_Exercise prompt_
Print all entries precisely as they are written.

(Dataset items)

━━━━━━━━━━━━━━━━━━━━━━━━━━━━━━

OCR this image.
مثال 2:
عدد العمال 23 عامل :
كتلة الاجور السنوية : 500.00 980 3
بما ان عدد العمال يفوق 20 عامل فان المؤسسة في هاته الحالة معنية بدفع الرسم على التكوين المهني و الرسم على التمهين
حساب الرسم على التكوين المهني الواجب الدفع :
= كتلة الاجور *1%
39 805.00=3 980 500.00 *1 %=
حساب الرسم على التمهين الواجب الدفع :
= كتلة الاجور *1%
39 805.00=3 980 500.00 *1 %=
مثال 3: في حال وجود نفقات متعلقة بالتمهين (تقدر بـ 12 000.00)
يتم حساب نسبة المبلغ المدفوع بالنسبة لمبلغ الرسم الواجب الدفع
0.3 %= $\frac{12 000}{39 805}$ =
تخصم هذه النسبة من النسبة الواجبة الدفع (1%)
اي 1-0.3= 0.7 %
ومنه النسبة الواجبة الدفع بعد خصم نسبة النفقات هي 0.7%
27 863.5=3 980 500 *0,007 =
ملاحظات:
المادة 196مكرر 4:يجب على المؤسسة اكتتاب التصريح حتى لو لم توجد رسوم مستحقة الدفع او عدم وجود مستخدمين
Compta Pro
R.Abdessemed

━━━━━━━━━━━━━━━━━━━━━━━━━━━━━━

_Problem solution_
OCR this image.
مثال 2:
عدد العمال 23 عامل :
كتلة الاجور السنوية : 500.00 980 3
بما ان عدد العمال يفوق 20 عامل فان المؤسسة في هاته الحالة معنية بدفع الرسم على التكوين المهني و الرسم على التمهين
حساب الرسم على التكوين المهني الواجب الدفع :
= كتلة الاجور *1%
39 805.00=3 980 500.00 *1 %=
حساب الرسم على التمهين الواجب الدفع :
= كتلة الاجور *1%
39 805.00=3 980 500.00 *1 %=
مثال 3: في حال وجود نفقات متعلقة بالتمهين (تقدر بـ 12 000.00)
يتم حساب نسبة المبلغ المدفوع بالنسبة لمبلغ الرسم الواجب الدفع
0.3 %= $\frac{12 000}{39 805}$ =
تخصم هذه النسبة من النسبة الواجبة الدفع (1%)
اي 1-0.3= 0.7 %
ومنه النسبة الواجبة الدفع بعد خصم نسبة النفقات هي 0.7%
27 863.5=3 980 500 *0,007 =
ملاحظات:
المادة 196مكرر 4:يجب على المؤسسة اكتتاب التصريح حتى لو لم توجد رسوم مستحقة الدفع او عدم وجود مستخدمين
Compta Pro
R.Abdessemed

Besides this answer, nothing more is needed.